==== STORED ROWS ====

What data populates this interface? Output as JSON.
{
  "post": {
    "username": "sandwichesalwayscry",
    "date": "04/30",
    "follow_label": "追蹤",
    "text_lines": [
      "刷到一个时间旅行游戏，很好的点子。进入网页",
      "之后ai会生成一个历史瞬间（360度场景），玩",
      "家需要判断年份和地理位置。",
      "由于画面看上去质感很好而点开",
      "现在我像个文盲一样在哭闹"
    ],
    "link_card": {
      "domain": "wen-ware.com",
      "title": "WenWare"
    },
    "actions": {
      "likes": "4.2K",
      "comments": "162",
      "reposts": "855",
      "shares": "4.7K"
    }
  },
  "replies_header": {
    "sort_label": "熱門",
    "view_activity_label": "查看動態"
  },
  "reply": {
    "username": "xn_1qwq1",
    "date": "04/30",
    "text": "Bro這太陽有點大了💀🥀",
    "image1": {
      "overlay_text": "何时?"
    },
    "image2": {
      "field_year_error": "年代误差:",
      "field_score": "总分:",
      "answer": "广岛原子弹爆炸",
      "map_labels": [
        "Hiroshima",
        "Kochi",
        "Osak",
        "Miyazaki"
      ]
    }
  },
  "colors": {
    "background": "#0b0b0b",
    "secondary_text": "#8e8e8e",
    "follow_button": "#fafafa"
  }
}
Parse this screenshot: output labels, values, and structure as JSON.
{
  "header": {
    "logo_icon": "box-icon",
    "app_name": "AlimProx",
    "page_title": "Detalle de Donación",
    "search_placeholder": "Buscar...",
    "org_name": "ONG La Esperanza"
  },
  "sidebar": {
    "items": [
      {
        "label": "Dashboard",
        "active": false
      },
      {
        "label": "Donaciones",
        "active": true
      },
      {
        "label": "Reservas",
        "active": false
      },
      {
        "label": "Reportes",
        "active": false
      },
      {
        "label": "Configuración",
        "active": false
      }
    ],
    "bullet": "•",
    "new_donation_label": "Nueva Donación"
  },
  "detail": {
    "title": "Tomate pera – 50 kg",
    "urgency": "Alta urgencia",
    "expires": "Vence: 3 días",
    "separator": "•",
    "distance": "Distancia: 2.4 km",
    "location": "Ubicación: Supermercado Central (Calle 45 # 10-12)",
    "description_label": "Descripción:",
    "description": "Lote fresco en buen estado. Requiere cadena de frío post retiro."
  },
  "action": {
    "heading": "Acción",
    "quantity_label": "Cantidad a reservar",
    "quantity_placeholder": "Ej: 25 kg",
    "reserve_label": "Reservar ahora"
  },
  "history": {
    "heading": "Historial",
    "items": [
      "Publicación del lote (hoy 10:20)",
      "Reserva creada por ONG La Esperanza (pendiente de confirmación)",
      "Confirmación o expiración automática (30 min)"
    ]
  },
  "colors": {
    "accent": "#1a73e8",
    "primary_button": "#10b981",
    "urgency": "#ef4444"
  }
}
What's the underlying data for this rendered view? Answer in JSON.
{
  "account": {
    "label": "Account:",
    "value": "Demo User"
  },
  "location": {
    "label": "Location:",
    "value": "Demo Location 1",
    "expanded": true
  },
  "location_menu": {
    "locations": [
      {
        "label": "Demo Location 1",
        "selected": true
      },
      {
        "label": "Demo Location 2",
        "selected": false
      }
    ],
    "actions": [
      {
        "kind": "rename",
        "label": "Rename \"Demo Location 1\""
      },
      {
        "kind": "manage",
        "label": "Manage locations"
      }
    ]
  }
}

====

DESCRIPTION OF THE TASK:
Output every entry shown above, exactly.

CORRECT OUTPUT:
What data populates this interface? Output as JSON.
{
  "post": {
    "username": "sandwichesalwayscry",
    "date": "04/30",
    "follow_label": "追蹤",
    "text_lines": [
      "刷到一个时间旅行游戏，很好的点子。进入网页",
      "之后ai会生成一个历史瞬间（360度场景），玩",
      "家需要判断年份和地理位置。",
      "由于画面看上去质感很好而点开",
      "现在我像个文盲一样在哭闹"
    ],
    "link_card": {
      "domain": "wen-ware.com",
      "title": "WenWare"
    },
    "actions": {
      "likes": "4.2K",
      "comments": "162",
      "reposts": "855",
      "shares": "4.7K"
    }
  },
  "replies_header": {
    "sort_label": "熱門",
    "view_activity_label": "查看動態"
  },
  "reply": {
    "username": "xn_1qwq1",
    "date": "04/30",
    "text": "Bro這太陽有點大了💀🥀",
    "image1": {
      "overlay_text": "何时?"
    },
    "image2": {
      "field_year_error": "年代误差:",
      "field_score": "总分:",
      "answer": "广岛原子弹爆炸",
      "map_labels": [
        "Hiroshima",
        "Kochi",
        "Osak",
        "Miyazaki"
      ]
    }
  },
  "colors": {
    "background": "#0b0b0b",
    "secondary_text": "#8e8e8e",
    "follow_button": "#fafafa"
  }
}
Parse this screenshot: output labels, values, and structure as JSON.
{
  "header": {
    "logo_icon": "box-icon",
    "app_name": "AlimProx",
    "page_title": "Detalle de Donación",
    "search_placeholder": "Buscar...",
    "org_name": "ONG La Esperanza"
  },
  "sidebar": {
    "items": [
      {
        "label": "Dashboard",
        "active": false
      },
      {
        "label": "Donaciones",
        "active": true
      },
      {
        "label": "Reservas",
        "active": false
      },
      {
        "label": "Reportes",
        "active": false
      },
      {
        "label": "Configuración",
        "active": false
      }
    ],
    "bullet": "•",
    "new_donation_label": "Nueva Donación"
  },
  "detail": {
    "title": "Tomate pera – 50 kg",
    "urgency": "Alta urgencia",
    "expires": "Vence: 3 días",
    "separator": "•",
    "distance": "Distancia: 2.4 km",
    "location": "Ubicación: Supermercado Central (Calle 45 # 10-12)",
    "description_label": "Descripción:",
    "description": "Lote fresco en buen estado. Requiere cadena de frío post retiro."
  },
  "action": {
    "heading": "Acción",
    "quantity_label": "Cantidad a reservar",
    "quantity_placeholder": "Ej: 25 kg",
    "reserve_label": "Reservar ahora"
  },
  "history": {
    "heading": "Historial",
    "items": [
      "Publicación del lote (hoy 10:20)",
      "Reserva creada por ONG La Esperanza (pendiente de confirmación)",
      "Confirmación o expiración automática (30 min)"
    ]
  },
  "colors": {
    "accent": "#1a73e8",
    "primary_button": "#10b981",
    "urgency": "#ef4444"
  }
}
What's the underlying data for this rendered view? Answer in JSON.
{
  "account": {
    "label": "Account:",
    "value": "Demo User"
  },
  "location": {
    "label": "Location:",
    "value": "Demo Location 1",
    "expanded": true
  },
  "location_menu": {
    "locations": [
      {
        "label": "Demo Location 1",
        "selected": true
      },
      {
        "label": "Demo Location 2",
        "selected": false
      }
    ],
    "actions": [
      {
        "kind": "rename",
        "label": "Rename \"Demo Location 1\""
      },
      {
        "kind": "manage",
        "label": "Manage locations"
      }
    ]
  }
}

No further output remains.